* START Data to use *

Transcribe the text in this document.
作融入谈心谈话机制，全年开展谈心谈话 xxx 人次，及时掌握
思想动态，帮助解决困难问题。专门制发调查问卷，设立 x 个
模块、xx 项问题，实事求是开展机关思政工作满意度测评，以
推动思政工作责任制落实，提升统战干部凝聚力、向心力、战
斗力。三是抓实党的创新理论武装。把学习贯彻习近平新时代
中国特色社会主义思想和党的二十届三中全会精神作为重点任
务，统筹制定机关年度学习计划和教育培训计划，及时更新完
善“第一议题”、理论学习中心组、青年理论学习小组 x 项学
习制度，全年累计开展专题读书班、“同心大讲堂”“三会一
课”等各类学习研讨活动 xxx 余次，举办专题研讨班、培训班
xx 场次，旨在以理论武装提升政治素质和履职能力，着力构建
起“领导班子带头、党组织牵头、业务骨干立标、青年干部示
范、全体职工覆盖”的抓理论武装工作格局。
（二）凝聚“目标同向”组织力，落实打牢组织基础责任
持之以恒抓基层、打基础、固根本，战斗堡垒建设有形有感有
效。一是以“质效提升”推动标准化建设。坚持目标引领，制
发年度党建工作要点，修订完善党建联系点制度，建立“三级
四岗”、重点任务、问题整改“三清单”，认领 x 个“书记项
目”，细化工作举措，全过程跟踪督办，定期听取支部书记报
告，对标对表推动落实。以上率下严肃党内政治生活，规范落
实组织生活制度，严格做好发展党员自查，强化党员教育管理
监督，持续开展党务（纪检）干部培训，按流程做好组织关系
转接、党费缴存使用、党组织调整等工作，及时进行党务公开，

* END Data to use *
* START Data to use *

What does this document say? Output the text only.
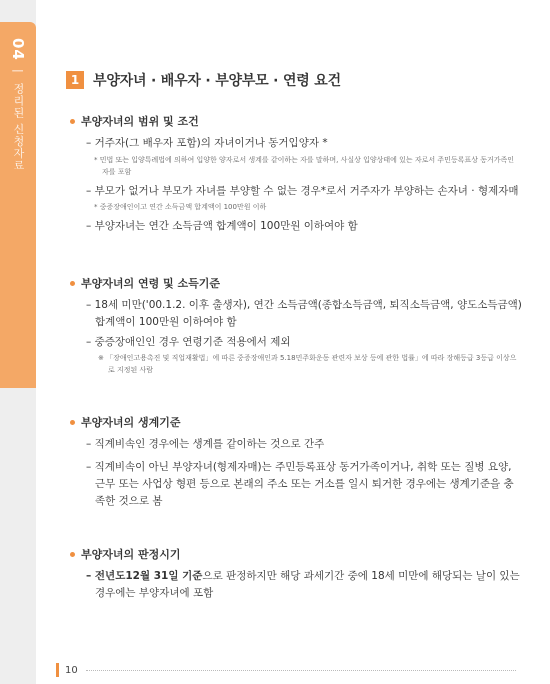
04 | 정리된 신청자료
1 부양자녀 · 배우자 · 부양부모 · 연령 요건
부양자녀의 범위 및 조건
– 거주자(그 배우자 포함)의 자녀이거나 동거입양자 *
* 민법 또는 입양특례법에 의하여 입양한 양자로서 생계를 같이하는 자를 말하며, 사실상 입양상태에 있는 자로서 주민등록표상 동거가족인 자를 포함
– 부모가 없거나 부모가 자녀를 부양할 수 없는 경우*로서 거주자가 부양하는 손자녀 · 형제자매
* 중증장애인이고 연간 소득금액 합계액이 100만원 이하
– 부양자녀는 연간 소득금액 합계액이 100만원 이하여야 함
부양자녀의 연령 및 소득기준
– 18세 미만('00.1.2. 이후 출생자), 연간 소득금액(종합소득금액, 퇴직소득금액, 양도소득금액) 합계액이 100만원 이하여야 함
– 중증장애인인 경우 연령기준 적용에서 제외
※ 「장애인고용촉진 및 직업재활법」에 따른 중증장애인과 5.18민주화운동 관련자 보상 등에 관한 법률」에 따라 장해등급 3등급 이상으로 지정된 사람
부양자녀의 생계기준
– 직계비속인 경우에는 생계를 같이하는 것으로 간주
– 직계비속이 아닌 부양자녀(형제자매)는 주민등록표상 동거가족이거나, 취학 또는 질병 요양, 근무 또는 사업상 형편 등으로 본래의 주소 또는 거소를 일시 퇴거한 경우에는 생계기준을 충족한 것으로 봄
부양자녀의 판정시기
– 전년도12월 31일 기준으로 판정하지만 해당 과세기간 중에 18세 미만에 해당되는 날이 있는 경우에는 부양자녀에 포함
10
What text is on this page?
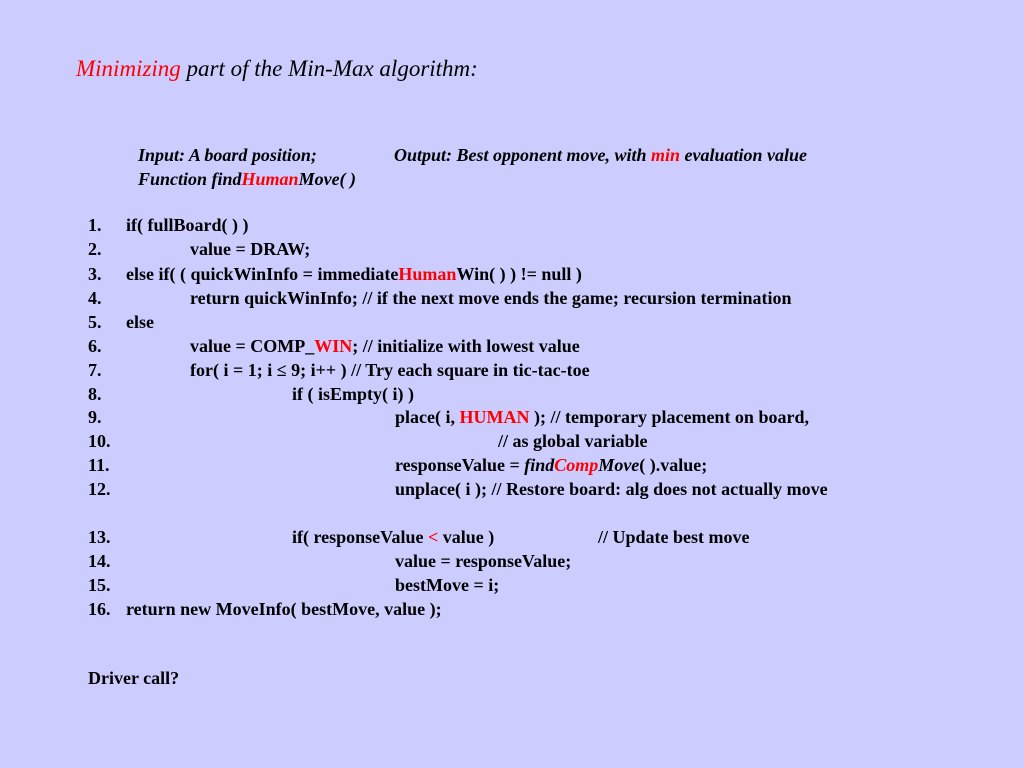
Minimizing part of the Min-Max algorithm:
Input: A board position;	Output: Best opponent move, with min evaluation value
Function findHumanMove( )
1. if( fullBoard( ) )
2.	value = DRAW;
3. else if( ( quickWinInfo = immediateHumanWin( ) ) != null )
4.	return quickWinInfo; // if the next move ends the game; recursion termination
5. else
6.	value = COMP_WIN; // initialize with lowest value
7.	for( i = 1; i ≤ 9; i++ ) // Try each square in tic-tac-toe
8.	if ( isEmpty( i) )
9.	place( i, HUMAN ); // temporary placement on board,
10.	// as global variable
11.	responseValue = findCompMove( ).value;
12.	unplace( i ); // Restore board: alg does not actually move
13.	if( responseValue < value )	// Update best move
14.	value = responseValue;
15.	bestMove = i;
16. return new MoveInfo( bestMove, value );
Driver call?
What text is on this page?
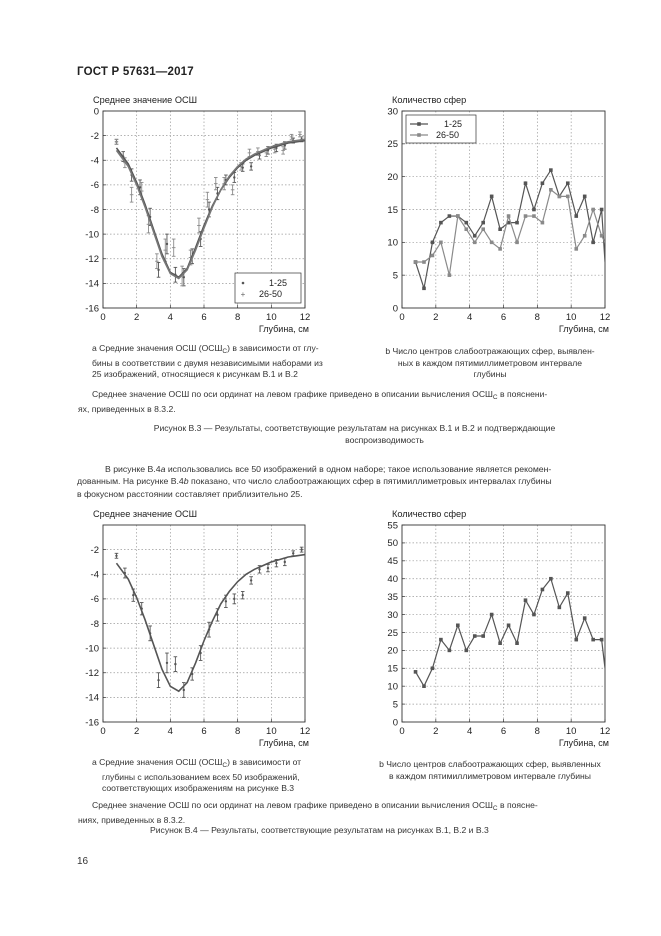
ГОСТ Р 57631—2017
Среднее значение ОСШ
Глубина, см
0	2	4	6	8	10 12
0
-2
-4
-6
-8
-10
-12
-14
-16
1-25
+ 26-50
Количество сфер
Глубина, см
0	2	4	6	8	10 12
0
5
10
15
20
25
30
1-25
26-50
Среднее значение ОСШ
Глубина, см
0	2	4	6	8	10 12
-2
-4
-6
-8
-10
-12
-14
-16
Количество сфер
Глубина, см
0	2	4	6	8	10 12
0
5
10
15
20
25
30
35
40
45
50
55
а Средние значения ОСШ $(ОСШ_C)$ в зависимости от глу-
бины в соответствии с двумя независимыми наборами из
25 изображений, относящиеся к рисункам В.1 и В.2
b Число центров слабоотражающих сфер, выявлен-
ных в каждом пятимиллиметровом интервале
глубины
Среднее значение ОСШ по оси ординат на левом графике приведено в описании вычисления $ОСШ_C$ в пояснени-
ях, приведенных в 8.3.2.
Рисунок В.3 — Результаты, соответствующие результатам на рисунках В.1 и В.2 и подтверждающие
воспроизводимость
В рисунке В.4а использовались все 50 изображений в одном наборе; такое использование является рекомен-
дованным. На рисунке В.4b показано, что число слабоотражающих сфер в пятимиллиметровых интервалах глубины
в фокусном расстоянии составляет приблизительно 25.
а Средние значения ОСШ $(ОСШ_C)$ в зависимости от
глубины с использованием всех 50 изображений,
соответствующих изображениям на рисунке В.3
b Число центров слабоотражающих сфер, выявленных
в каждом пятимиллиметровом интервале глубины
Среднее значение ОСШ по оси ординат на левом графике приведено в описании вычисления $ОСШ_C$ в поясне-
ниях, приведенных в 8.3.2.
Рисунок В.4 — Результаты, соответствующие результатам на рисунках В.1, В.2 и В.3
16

* END Data to use *

What needs to be done |
Every line of the listing that holds "глубины" should be found and copied.

Correct answer |
глубины
дованным. На рисунке В.4b показано, что число слабоотражающих сфер в пятимиллиметровых интервалах глубины
глубины с использованием всех 50 изображений,
в каждом пятимиллиметровом интервале глубины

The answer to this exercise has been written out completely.